Data for the task:
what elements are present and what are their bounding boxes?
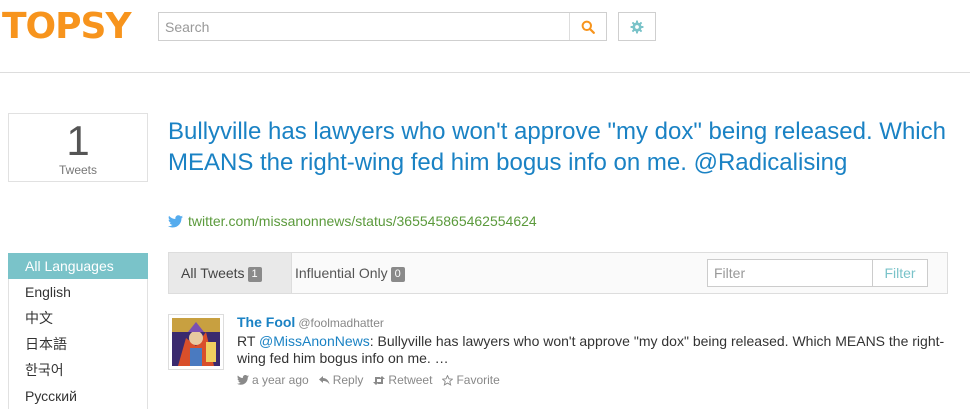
- language-item-all[interactable]: All Languages: [8, 253, 148, 279]
- tweet-handle[interactable]: @foolmadhatter: [298, 316, 384, 330]
- language-item-chinese[interactable]: 中文: [8, 305, 148, 331]
- reply-button[interactable]: Reply: [318, 373, 364, 387]
- search-input[interactable]: [165, 17, 565, 37]
- reply-label: Reply: [332, 373, 364, 387]
- settings-button[interactable]: [618, 12, 656, 41]
- tweet-author[interactable]: The Fool: [237, 314, 295, 330]
- header-divider: [0, 72, 970, 73]
- tweet-count: 1: [66, 117, 90, 164]
- language-list: All Languages English 中文 日本語 한국어 Русский: [8, 253, 148, 409]
- retweet-label: Retweet: [388, 373, 433, 387]
- tweet-time-label: a year ago: [252, 373, 309, 387]
- retweet-icon: [373, 375, 386, 385]
- star-icon: [442, 374, 454, 386]
- tweet-timestamp[interactable]: a year ago: [237, 373, 309, 387]
- avatar-image: [172, 318, 220, 366]
- tweet-mention[interactable]: @MissAnonNews: [259, 333, 370, 349]
- tweet-header: The Fool @foolmadhatter: [237, 314, 947, 332]
- search-box: [158, 12, 607, 41]
- language-item-russian[interactable]: Русский: [8, 383, 148, 409]
- tab-influential-only[interactable]: Influential Only 0: [295, 253, 405, 293]
- language-item-korean[interactable]: 한국어: [8, 357, 148, 383]
- filter-button[interactable]: Filter: [872, 259, 928, 287]
- filter-input[interactable]: [707, 259, 873, 287]
- tab-all-tweets[interactable]: All Tweets 1: [169, 253, 292, 293]
- tab-influential-label: Influential Only: [295, 265, 388, 281]
- all-tweets-count-badge: 1: [247, 266, 262, 282]
- tweet-count-label: Tweets: [58, 163, 97, 177]
- search-button[interactable]: [569, 13, 606, 40]
- tweet-text: RT @MissAnonNews: Bullyville has lawyers…: [237, 333, 947, 367]
- influential-count-badge: 0: [390, 266, 405, 282]
- source-link[interactable]: twitter.com/missanonnews/status/36554586…: [168, 213, 537, 229]
- tab-all-tweets-label: All Tweets: [181, 265, 245, 281]
- topsy-logo[interactable]: TOPSY: [2, 6, 132, 47]
- tweet-count-box: 1 Tweets: [8, 113, 148, 182]
- language-item-english[interactable]: English: [8, 279, 148, 305]
- source-url[interactable]: twitter.com/missanonnews/status/36554586…: [188, 213, 537, 229]
- page-title[interactable]: Bullyville has lawyers who won't approve…: [168, 116, 958, 178]
- favorite-label: Favorite: [456, 373, 500, 387]
- gear-icon: [630, 20, 644, 33]
- tweet-filter-bar: All Tweets 1 Influential Only 0 Filter: [168, 252, 948, 294]
- language-item-japanese[interactable]: 日本語: [8, 331, 148, 357]
- twitter-bird-icon: [237, 375, 249, 385]
- reply-icon: [318, 375, 330, 384]
- retweet-button[interactable]: Retweet: [373, 373, 432, 387]
- twitter-bird-icon: [168, 214, 183, 227]
- tweet-actions: a year ago Reply Retweet Favorite: [237, 373, 947, 387]
- search-icon: [581, 20, 595, 34]
- favorite-button[interactable]: Favorite: [442, 373, 500, 387]
- tweet-rt-prefix: RT: [237, 333, 260, 349]
- avatar[interactable]: [168, 314, 224, 370]
- tweet-body: The Fool @foolmadhatter RT @MissAnonNews:…: [237, 314, 947, 387]
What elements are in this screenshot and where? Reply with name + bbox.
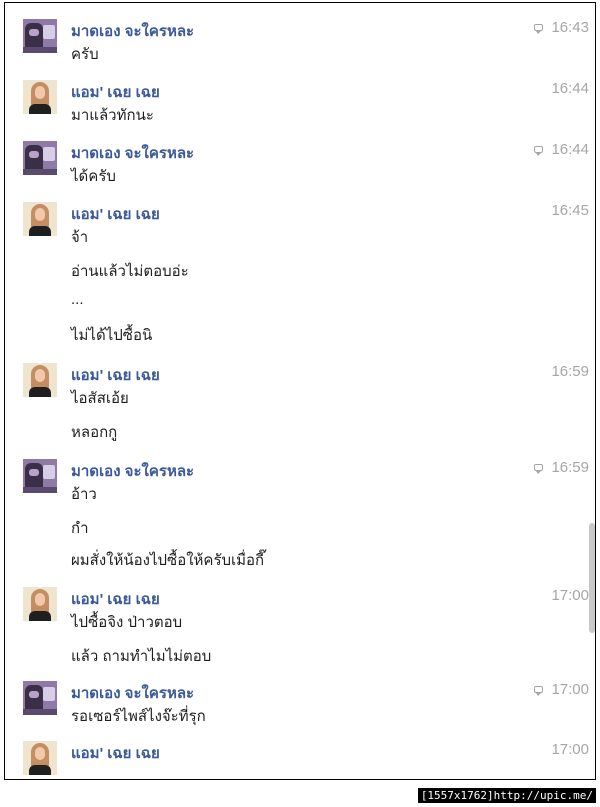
message-time: 16:59 — [551, 363, 589, 380]
message-time: 16:43 — [551, 19, 589, 36]
female-avatar[interactable] — [23, 587, 57, 621]
message-text: ไอสัสเอ้ย — [71, 390, 129, 407]
message-time: 16:59 — [551, 459, 589, 476]
message-time: 16:44 — [551, 80, 589, 97]
message-time: 16:44 — [551, 141, 589, 158]
scrollbar-thumb[interactable] — [589, 523, 595, 633]
message-text: ครับ — [71, 46, 99, 63]
read-receipt-icon — [534, 464, 543, 474]
sender-name[interactable]: มาดเอง จะใครหละ — [71, 141, 194, 165]
sender-name[interactable]: แอม' เฉย เฉย — [71, 80, 160, 104]
message-text: อ้าว — [71, 486, 97, 503]
sender-name[interactable]: แอม' เฉย เฉย — [71, 587, 160, 611]
message-time: 16:45 — [551, 202, 589, 219]
message-text: ผมสั่งให้น้องไปซื้อให้ครับเมื่อกี๊ — [71, 552, 265, 569]
male-avatar[interactable] — [23, 459, 57, 493]
message-text: กำ — [71, 520, 89, 537]
male-avatar[interactable] — [23, 681, 57, 715]
message-text: มาแล้วทักนะ — [71, 107, 154, 124]
sender-name[interactable]: แอม' เฉย เฉย — [71, 741, 160, 765]
message-text: รอเซอร์ไพส์ไงจ๊ะที่รุก — [71, 708, 206, 725]
message-text: จ้า — [71, 229, 89, 246]
read-receipt-icon — [534, 24, 543, 34]
male-avatar[interactable] — [23, 141, 57, 175]
sender-name[interactable]: แอม' เฉย เฉย — [71, 202, 160, 226]
chat-window: มาดเอง จะใครหละ 16:43 ครับ แอม' เฉย เฉย … — [4, 2, 596, 780]
female-avatar[interactable] — [23, 363, 57, 397]
message-text: แล้ว ถามทำไมไม่ตอบ — [71, 648, 212, 665]
message-text: หลอกกู — [71, 424, 118, 441]
sender-name[interactable]: มาดเอง จะใครหละ — [71, 459, 194, 483]
male-avatar[interactable] — [23, 19, 57, 53]
message-text: ไม่ได้ไปซื้อนิ — [71, 327, 153, 344]
female-avatar[interactable] — [23, 741, 57, 775]
message-time: 17:00 — [551, 681, 589, 698]
message-text: อ่านแล้วไม่ตอบอ่ะ — [71, 263, 189, 280]
message-time: 17:00 — [551, 741, 589, 758]
watermark: [1557x1762]http://upic.me/ — [417, 788, 596, 803]
message-text: ได้ครับ — [71, 168, 116, 185]
message-text: ไปซื้อจิง ป่าวตอบ — [71, 614, 183, 631]
sender-name[interactable]: มาดเอง จะใครหละ — [71, 681, 194, 705]
female-avatar[interactable] — [23, 80, 57, 114]
read-receipt-icon — [534, 146, 543, 156]
female-avatar[interactable] — [23, 202, 57, 236]
sender-name[interactable]: มาดเอง จะใครหละ — [71, 19, 194, 43]
message-text: ... — [71, 291, 84, 308]
read-receipt-icon — [534, 686, 543, 696]
message-time: 17:00 — [551, 587, 589, 604]
sender-name[interactable]: แอม' เฉย เฉย — [71, 363, 160, 387]
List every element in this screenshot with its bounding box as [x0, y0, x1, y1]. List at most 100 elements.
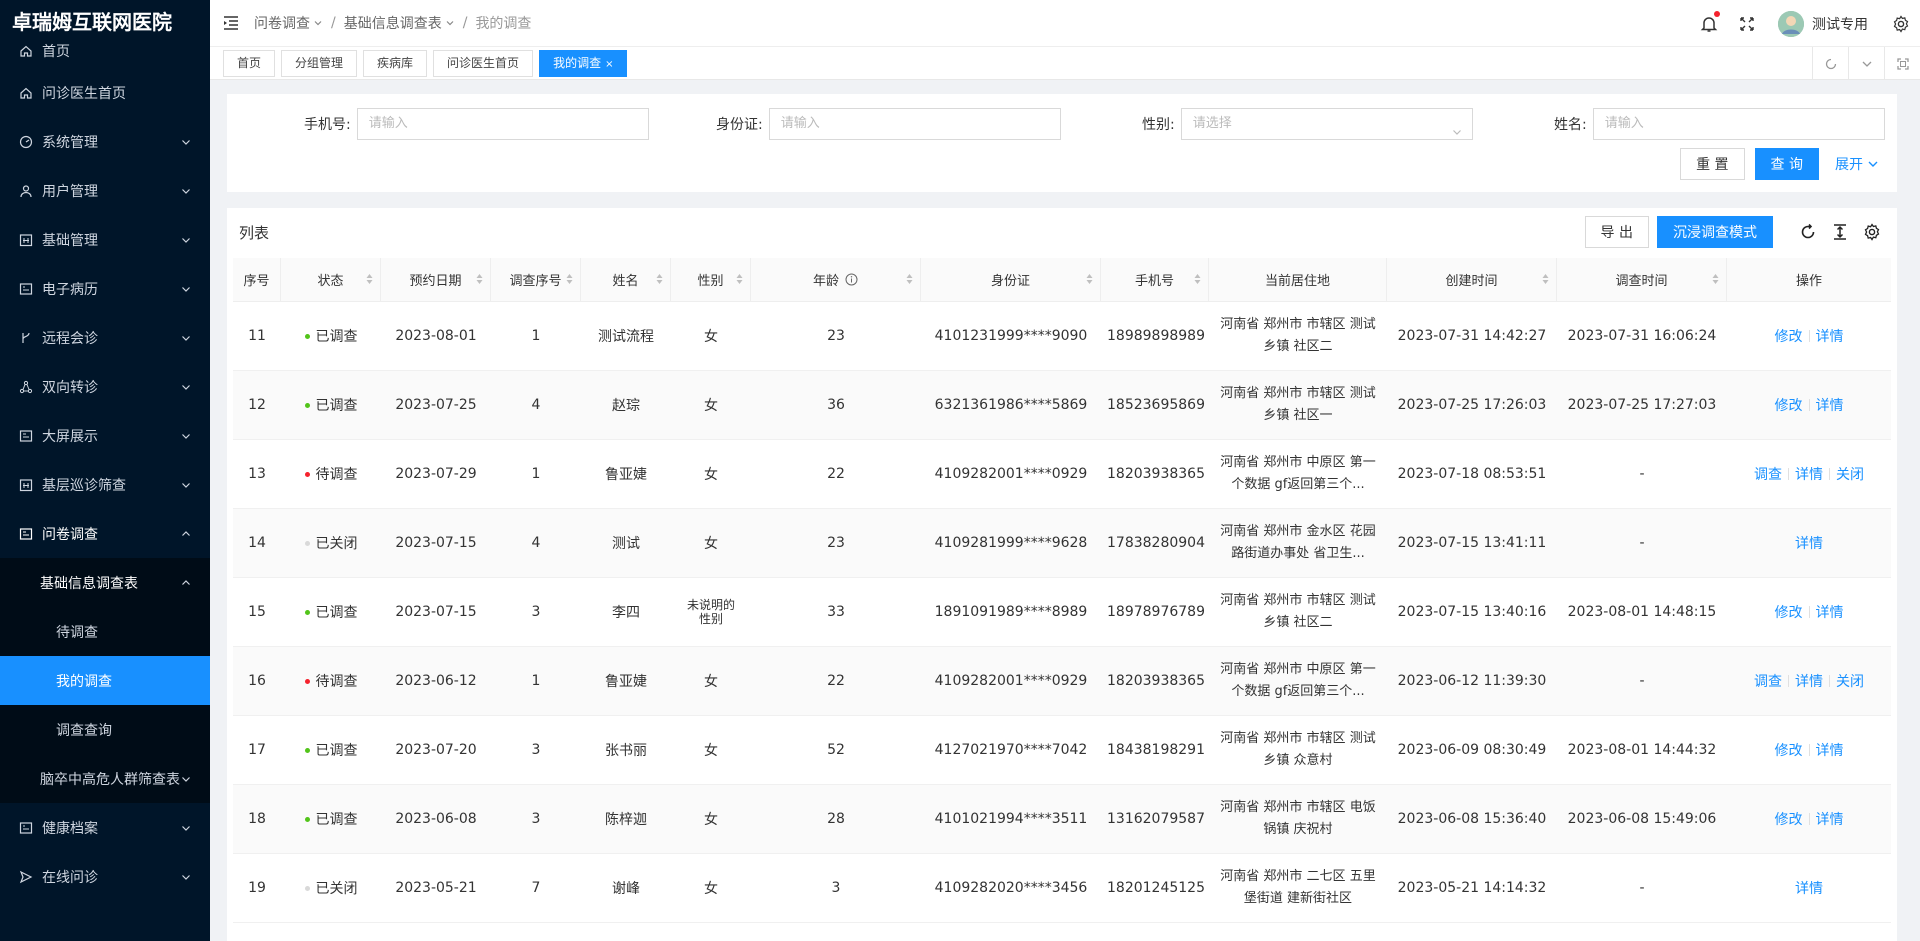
row-action-2[interactable]: 关闭	[1830, 671, 1870, 691]
breadcrumb-item-basic-info[interactable]: 基础信息调查表	[344, 13, 442, 33]
column-header-5[interactable]: 性别	[671, 258, 751, 302]
row-action-1[interactable]: 详情	[1810, 395, 1850, 415]
sort-caret-icon[interactable]	[1086, 273, 1093, 285]
row-action-1[interactable]: 详情	[1810, 809, 1850, 829]
tab-1[interactable]: 分组管理	[281, 49, 358, 77]
row-action-0[interactable]: 详情	[1789, 533, 1829, 553]
row-action-0[interactable]: 修改	[1769, 740, 1809, 760]
cell-age: 23	[751, 508, 921, 578]
sort-caret-icon[interactable]	[566, 273, 573, 285]
chevron-down-icon	[180, 136, 192, 148]
sidebar-item-17[interactable]: 在线问诊	[0, 852, 210, 901]
fullscreen-icon[interactable]	[1738, 15, 1756, 33]
sort-caret-icon[interactable]	[1542, 273, 1549, 285]
row-action-0[interactable]: 调查	[1748, 671, 1788, 691]
cell-gender: 女	[671, 646, 751, 716]
info-icon[interactable]	[845, 273, 858, 286]
column-header-3[interactable]: 调查序号	[491, 258, 581, 302]
sidebar-item-11[interactable]: 基础信息调查表	[0, 558, 210, 607]
sidebar-item-9[interactable]: 基层巡诊筛查	[0, 460, 210, 509]
sidebar-item-1[interactable]: 问诊医生首页	[0, 68, 210, 117]
close-icon[interactable]: ×	[605, 59, 613, 70]
reset-button[interactable]: 重 置	[1680, 148, 1745, 180]
name-input[interactable]: 请输入	[1592, 108, 1885, 140]
sidebar-item-13[interactable]: 我的调查	[0, 656, 210, 705]
row-action-1[interactable]: 详情	[1789, 464, 1829, 484]
idcard-input[interactable]: 请输入	[768, 108, 1061, 140]
sidebar-item-6[interactable]: 远程会诊	[0, 313, 210, 362]
sidebar-item-10[interactable]: 问卷调查	[0, 509, 210, 558]
tab-4[interactable]: 我的调查 ×	[539, 49, 628, 77]
column-header-10[interactable]: 创建时间	[1387, 258, 1557, 302]
row-action-1[interactable]: 详情	[1810, 740, 1850, 760]
reload-icon[interactable]	[1799, 223, 1817, 241]
breadcrumb: 问卷调查 / 基础信息调查表 / 我的调查	[254, 13, 531, 33]
row-action-1[interactable]: 详情	[1810, 326, 1850, 346]
chevron-down-icon	[445, 18, 455, 28]
column-header-6[interactable]: 年龄	[751, 258, 921, 302]
column-header-7[interactable]: 身份证	[921, 258, 1101, 302]
sidebar-item-14[interactable]: 调查查询	[0, 705, 210, 754]
export-button[interactable]: 导 出	[1584, 216, 1649, 248]
sort-caret-icon[interactable]	[906, 273, 913, 285]
tab-maximize-icon[interactable]	[1884, 47, 1920, 80]
phone-input[interactable]: 请输入	[356, 108, 649, 140]
column-header-11[interactable]: 调查时间	[1557, 258, 1727, 302]
sidebar-item-5[interactable]: 电子病历	[0, 264, 210, 313]
immersive-mode-button[interactable]: 沉浸调查模式	[1657, 216, 1773, 248]
cell-no: 19	[233, 853, 281, 923]
column-header-2[interactable]: 预约日期	[381, 258, 491, 302]
column-header-1[interactable]: 状态	[281, 258, 381, 302]
sort-caret-icon[interactable]	[1194, 273, 1201, 285]
column-header-8[interactable]: 手机号	[1101, 258, 1209, 302]
sidebar-item-12[interactable]: 待调查	[0, 607, 210, 656]
row-action-2[interactable]: 关闭	[1830, 464, 1870, 484]
sort-caret-icon[interactable]	[656, 273, 663, 285]
status-dot	[304, 678, 310, 684]
user-name[interactable]: 测试专用	[1812, 14, 1868, 34]
sort-caret-icon[interactable]	[1712, 273, 1719, 285]
address-text: 河南省 郑州市 市辖区 测试乡镇 众意村	[1220, 731, 1376, 768]
sidebar-item-4[interactable]: 基础管理	[0, 215, 210, 264]
sidebar-item-2[interactable]: 系统管理	[0, 117, 210, 166]
row-action-0[interactable]: 调查	[1748, 464, 1788, 484]
column-header-4[interactable]: 姓名	[581, 258, 671, 302]
sidebar-item-0[interactable]: 首页	[0, 34, 210, 68]
sidebar-item-15[interactable]: 脑卒中高危人群筛查表	[0, 754, 210, 803]
tab-menu-chevron-icon[interactable]	[1848, 47, 1884, 80]
cell-status: 已关闭	[281, 508, 381, 578]
calendar-icon	[18, 232, 34, 248]
bell-icon[interactable]	[1700, 10, 1720, 33]
settings-icon[interactable]	[1863, 223, 1881, 241]
breadcrumb-item-survey[interactable]: 问卷调查	[254, 13, 310, 33]
status-badge: 已关闭	[304, 878, 358, 898]
row-action-1[interactable]: 详情	[1810, 602, 1850, 622]
sidebar-item-3[interactable]: 用户管理	[0, 166, 210, 215]
gear-icon[interactable]	[1892, 14, 1910, 33]
sidebar-item-8[interactable]: 大屏展示	[0, 411, 210, 460]
tab-0[interactable]: 首页	[223, 49, 276, 77]
tab-2[interactable]: 疾病库	[363, 49, 428, 77]
expand-button[interactable]: 展开	[1835, 154, 1879, 174]
row-action-1[interactable]: 详情	[1789, 671, 1829, 691]
cell-created: 2023-06-12 11:39:30	[1387, 646, 1557, 716]
gender-select[interactable]: 请选择	[1180, 108, 1473, 140]
row-action-0[interactable]: 修改	[1769, 395, 1809, 415]
sort-caret-icon[interactable]	[476, 273, 483, 285]
sidebar-item-label: 首页	[42, 44, 70, 60]
row-action-0[interactable]: 修改	[1769, 326, 1809, 346]
tab-3[interactable]: 问诊医生首页	[433, 49, 534, 77]
sort-caret-icon[interactable]	[366, 273, 373, 285]
menu-fold-icon[interactable]	[222, 14, 240, 32]
row-action-0[interactable]: 修改	[1769, 602, 1809, 622]
query-button[interactable]: 查 询	[1754, 148, 1819, 180]
row-action-0[interactable]: 修改	[1769, 809, 1809, 829]
sidebar-item-7[interactable]: 双向转诊	[0, 362, 210, 411]
row-action-0[interactable]: 详情	[1789, 878, 1829, 898]
sort-caret-icon[interactable]	[736, 273, 743, 285]
address-text: 河南省 郑州市 金水区 花园路街道办事处 省卫生...	[1220, 524, 1376, 561]
sidebar-item-16[interactable]: 健康档案	[0, 803, 210, 852]
column-height-icon[interactable]	[1831, 223, 1849, 241]
avatar[interactable]	[1778, 10, 1804, 37]
refresh-tab-icon[interactable]	[1812, 47, 1848, 80]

Your task:
Format the lines in the items above, from the line with "message-time: 16:59 — [551, 363, 589, 380]" to the line with "message-time: 16:45 — [551, 202, 589, 219]", as a JSON list of strings with one string per line and blank lines omitted.

Problem solution:
[
  "message-time: 16:59 — [551, 363, 589, 380]",
  "message-time: 16:43 — [551, 19, 589, 36]",
  "female-avatar[interactable] — [23, 587, 57, 621]",
  "message-text: ไอสัสเอ้ย — [71, 390, 129, 407]",
  "message-time: 16:59 — [551, 459, 589, 476]",
  "message-time: 16:44 — [551, 80, 589, 97]",
  "message-time: 16:44 — [551, 141, 589, 158]",
  "scrollbar-thumb[interactable] — [589, 523, 595, 633]",
  "message-text: ครับ — [71, 46, 99, 63]",
  "read-receipt-icon — [534, 464, 543, 474]",
  "sender-name[interactable]: มาดเอง จะใครหละ — [71, 141, 194, 165]",
  "sender-name[interactable]: แอม' เฉย เฉย — [71, 80, 160, 104]",
  "message-text: อ้าว — [71, 486, 97, 503]",
  "sender-name[interactable]: แอม' เฉย เฉย — [71, 587, 160, 611]",
  "message-time: 16:45 — [551, 202, 589, 219]"
]